*What you will do:*
Transcribe all of the records precisely as they are presented.

*Data for this exercise:*
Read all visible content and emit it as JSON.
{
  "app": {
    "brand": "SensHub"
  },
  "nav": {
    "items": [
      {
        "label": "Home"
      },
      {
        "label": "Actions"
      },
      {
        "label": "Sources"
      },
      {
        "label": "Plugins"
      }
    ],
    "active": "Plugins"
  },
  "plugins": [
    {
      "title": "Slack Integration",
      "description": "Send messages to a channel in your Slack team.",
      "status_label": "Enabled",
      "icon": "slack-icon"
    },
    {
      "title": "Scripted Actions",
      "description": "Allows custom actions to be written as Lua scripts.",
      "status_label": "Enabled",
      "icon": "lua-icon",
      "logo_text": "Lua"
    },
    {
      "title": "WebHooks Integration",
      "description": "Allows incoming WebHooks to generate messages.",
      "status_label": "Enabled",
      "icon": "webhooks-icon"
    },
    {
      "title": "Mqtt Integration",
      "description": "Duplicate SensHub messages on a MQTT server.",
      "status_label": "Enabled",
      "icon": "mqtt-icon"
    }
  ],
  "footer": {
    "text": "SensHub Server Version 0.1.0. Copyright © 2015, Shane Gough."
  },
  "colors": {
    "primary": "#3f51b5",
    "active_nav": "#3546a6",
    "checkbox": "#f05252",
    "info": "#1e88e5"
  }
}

*The answer:*
Read all visible content and emit it as JSON.
{
  "app": {
    "brand": "SensHub"
  },
  "nav": {
    "items": [
      {
        "label": "Home"
      },
      {
        "label": "Actions"
      },
      {
        "label": "Sources"
      },
      {
        "label": "Plugins"
      }
    ],
    "active": "Plugins"
  },
  "plugins": [
    {
      "title": "Slack Integration",
      "description": "Send messages to a channel in your Slack team.",
      "status_label": "Enabled",
      "icon": "slack-icon"
    },
    {
      "title": "Scripted Actions",
      "description": "Allows custom actions to be written as Lua scripts.",
      "status_label": "Enabled",
      "icon": "lua-icon",
      "logo_text": "Lua"
    },
    {
      "title": "WebHooks Integration",
      "description": "Allows incoming WebHooks to generate messages.",
      "status_label": "Enabled",
      "icon": "webhooks-icon"
    },
    {
      "title": "Mqtt Integration",
      "description": "Duplicate SensHub messages on a MQTT server.",
      "status_label": "Enabled",
      "icon": "mqtt-icon"
    }
  ],
  "footer": {
    "text": "SensHub Server Version 0.1.0. Copyright © 2015, Shane Gough."
  },
  "colors": {
    "primary": "#3f51b5",
    "active_nav": "#3546a6",
    "checkbox": "#f05252",
    "info": "#1e88e5"
  }
}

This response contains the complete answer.